(Data records)
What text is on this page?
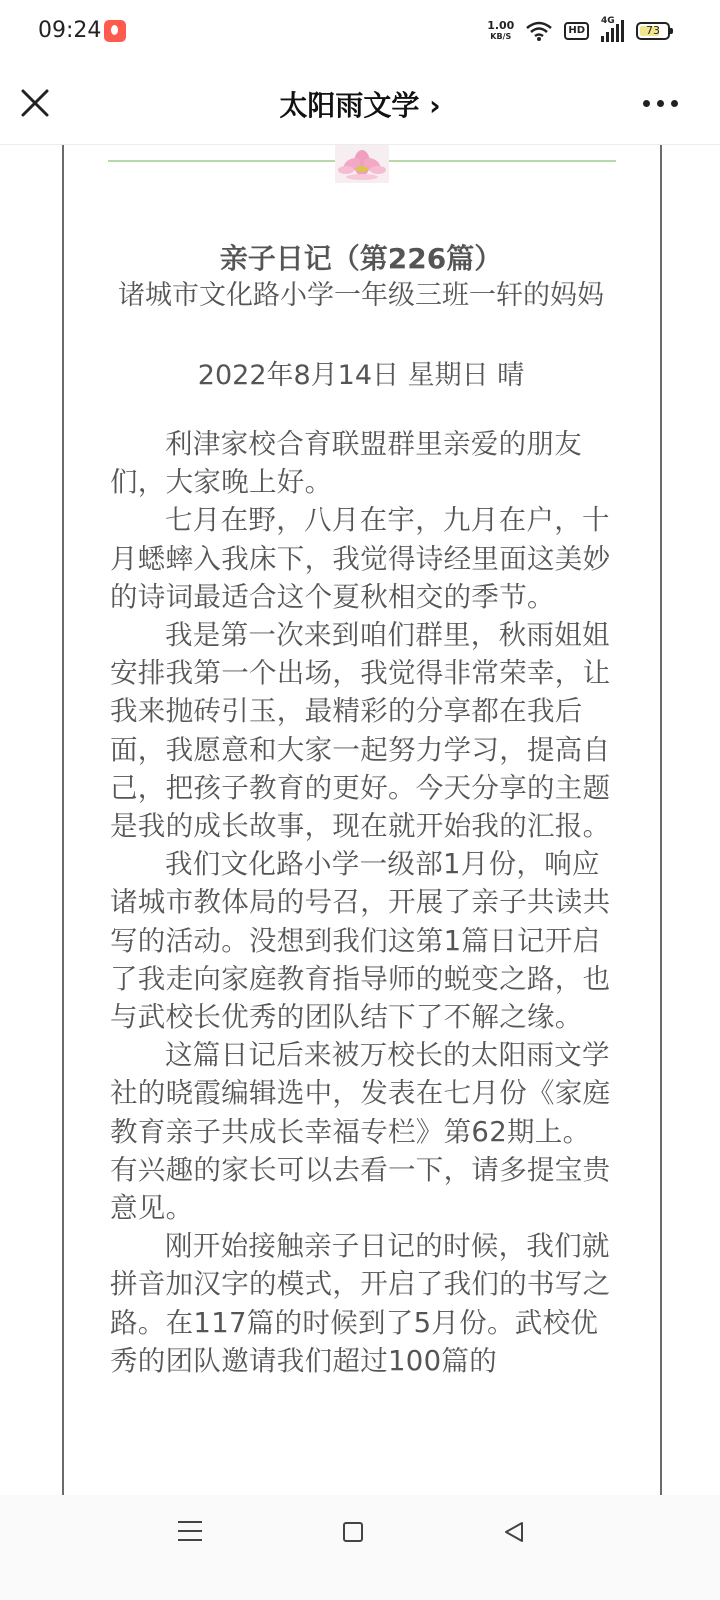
09:24	1.00
KB/S
HD
4G
73
太阳雨文学 ›
亲子日记（第226篇）
诸城市文化路小学一年级三班一轩的妈妈
2022年8月14日 星期日 晴

利津家校合育联盟群里亲爱的朋友们，大家晚上好。

七月在野，八月在宇，九月在户，十月蟋蟀入我床下，我觉得诗经里面这美妙的诗词最适合这个夏秋相交的季节。

我是第一次来到咱们群里，秋雨姐姐安排我第一个出场，我觉得非常荣幸，让我来抛砖引玉，最精彩的分享都在我后面，我愿意和大家一起努力学习，提高自己，把孩子教育的更好。今天分享的主题是我的成长故事，现在就开始我的汇报。

我们文化路小学一级部1月份，响应诸城市教体局的号召，开展了亲子共读共写的活动。没想到我们这第1篇日记开启了我走向家庭教育指导师的蜕变之路，也与武校长优秀的团队结下了不解之缘。

这篇日记后来被万校长的太阳雨文学社的晓霞编辑选中，发表在七月份《家庭教育亲子共成长幸福专栏》第62期上。有兴趣的家长可以去看一下，请多提宝贵意见。

刚开始接触亲子日记的时候，我们就拼音加汉字的模式，开启了我们的书写之路。在117篇的时候到了5月份。武校优秀的团队邀请我们超过100篇的
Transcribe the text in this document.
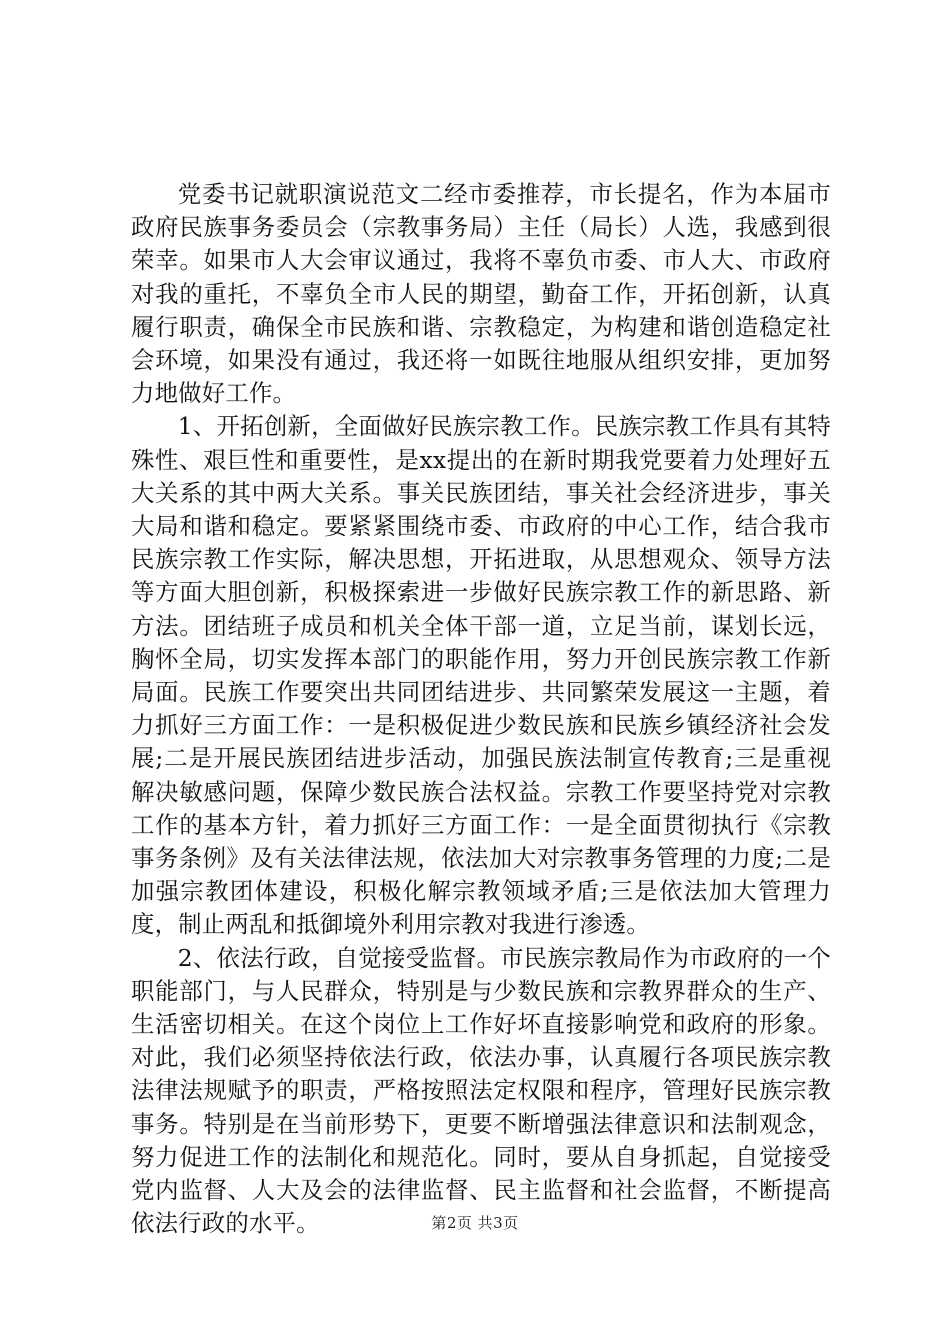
党委书记就职演说范文二经市委推荐，市长提名，作为本届市政府民族事务委员会（宗教事务局）主任（局长）人选，我感到很荣幸。如果市人大会审议通过，我将不辜负市委、市人大、市政府对我的重托，不辜负全市人民的期望，勤奋工作，开拓创新，认真履行职责，确保全市民族和谐、宗教稳定，为构建和谐创造稳定社会环境，如果没有通过，我还将一如既往地服从组织安排，更加努力地做好工作。

1、开拓创新，全面做好民族宗教工作。民族宗教工作具有其特殊性、艰巨性和重要性，是xx提出的在新时期我党要着力处理好五大关系的其中两大关系。事关民族团结，事关社会经济进步，事关大局和谐和稳定。要紧紧围绕市委、市政府的中心工作，结合我市民族宗教工作实际，解决思想，开拓进取，从思想观众、领导方法等方面大胆创新，积极探索进一步做好民族宗教工作的新思路、新方法。团结班子成员和机关全体干部一道，立足当前，谋划长远，胸怀全局，切实发挥本部门的职能作用，努力开创民族宗教工作新局面。民族工作要突出共同团结进步、共同繁荣发展这一主题，着力抓好三方面工作：一是积极促进少数民族和民族乡镇经济社会发展;二是开展民族团结进步活动，加强民族法制宣传教育;三是重视解决敏感问题，保障少数民族合法权益。宗教工作要坚持党对宗教工作的基本方针，着力抓好三方面工作：一是全面贯彻执行《宗教事务条例》及有关法律法规，依法加大对宗教事务管理的力度;二是加强宗教团体建设，积极化解宗教领域矛盾;三是依法加大管理力度，制止两乱和抵御境外利用宗教对我进行渗透。

2、依法行政，自觉接受监督。市民族宗教局作为市政府的一个职能部门，与人民群众，特别是与少数民族和宗教界群众的生产、生活密切相关。在这个岗位上工作好坏直接影响党和政府的形象。对此，我们必须坚持依法行政，依法办事，认真履行各项民族宗教法律法规赋予的职责，严格按照法定权限和程序，管理好民族宗教事务。特别是在当前形势下，更要不断增强法律意识和法制观念，努力促进工作的法制化和规范化。同时，要从自身抓起，自觉接受党内监督、人大及会的法律监督、民主监督和社会监督，不断提高依法行政的水平。	第2页 共3页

[Task statement]:
Write out the records above exactly as they appear, leaving out any pictures.

[Output of the task]:
What text is on this page?
09:24	1.00
KB/S
HD
4G
73
太阳雨文学 ›
亲子日记（第226篇）
诸城市文化路小学一年级三班一轩的妈妈
2022年8月14日 星期日 晴

利津家校合育联盟群里亲爱的朋友们，大家晚上好。

七月在野，八月在宇，九月在户，十月蟋蟀入我床下，我觉得诗经里面这美妙的诗词最适合这个夏秋相交的季节。

我是第一次来到咱们群里，秋雨姐姐安排我第一个出场，我觉得非常荣幸，让我来抛砖引玉，最精彩的分享都在我后面，我愿意和大家一起努力学习，提高自己，把孩子教育的更好。今天分享的主题是我的成长故事，现在就开始我的汇报。

我们文化路小学一级部1月份，响应诸城市教体局的号召，开展了亲子共读共写的活动。没想到我们这第1篇日记开启了我走向家庭教育指导师的蜕变之路，也与武校长优秀的团队结下了不解之缘。

这篇日记后来被万校长的太阳雨文学社的晓霞编辑选中，发表在七月份《家庭教育亲子共成长幸福专栏》第62期上。有兴趣的家长可以去看一下，请多提宝贵意见。

刚开始接触亲子日记的时候，我们就拼音加汉字的模式，开启了我们的书写之路。在117篇的时候到了5月份。武校优秀的团队邀请我们超过100篇的
Transcribe the text in this document.
党委书记就职演说范文二经市委推荐，市长提名，作为本届市政府民族事务委员会（宗教事务局）主任（局长）人选，我感到很荣幸。如果市人大会审议通过，我将不辜负市委、市人大、市政府对我的重托，不辜负全市人民的期望，勤奋工作，开拓创新，认真履行职责，确保全市民族和谐、宗教稳定，为构建和谐创造稳定社会环境，如果没有通过，我还将一如既往地服从组织安排，更加努力地做好工作。

1、开拓创新，全面做好民族宗教工作。民族宗教工作具有其特殊性、艰巨性和重要性，是xx提出的在新时期我党要着力处理好五大关系的其中两大关系。事关民族团结，事关社会经济进步，事关大局和谐和稳定。要紧紧围绕市委、市政府的中心工作，结合我市民族宗教工作实际，解决思想，开拓进取，从思想观众、领导方法等方面大胆创新，积极探索进一步做好民族宗教工作的新思路、新方法。团结班子成员和机关全体干部一道，立足当前，谋划长远，胸怀全局，切实发挥本部门的职能作用，努力开创民族宗教工作新局面。民族工作要突出共同团结进步、共同繁荣发展这一主题，着力抓好三方面工作：一是积极促进少数民族和民族乡镇经济社会发展;二是开展民族团结进步活动，加强民族法制宣传教育;三是重视解决敏感问题，保障少数民族合法权益。宗教工作要坚持党对宗教工作的基本方针，着力抓好三方面工作：一是全面贯彻执行《宗教事务条例》及有关法律法规，依法加大对宗教事务管理的力度;二是加强宗教团体建设，积极化解宗教领域矛盾;三是依法加大管理力度，制止两乱和抵御境外利用宗教对我进行渗透。

2、依法行政，自觉接受监督。市民族宗教局作为市政府的一个职能部门，与人民群众，特别是与少数民族和宗教界群众的生产、生活密切相关。在这个岗位上工作好坏直接影响党和政府的形象。对此，我们必须坚持依法行政，依法办事，认真履行各项民族宗教法律法规赋予的职责，严格按照法定权限和程序，管理好民族宗教事务。特别是在当前形势下，更要不断增强法律意识和法制观念，努力促进工作的法制化和规范化。同时，要从自身抓起，自觉接受党内监督、人大及会的法律监督、民主监督和社会监督，不断提高依法行政的水平。	第2页 共3页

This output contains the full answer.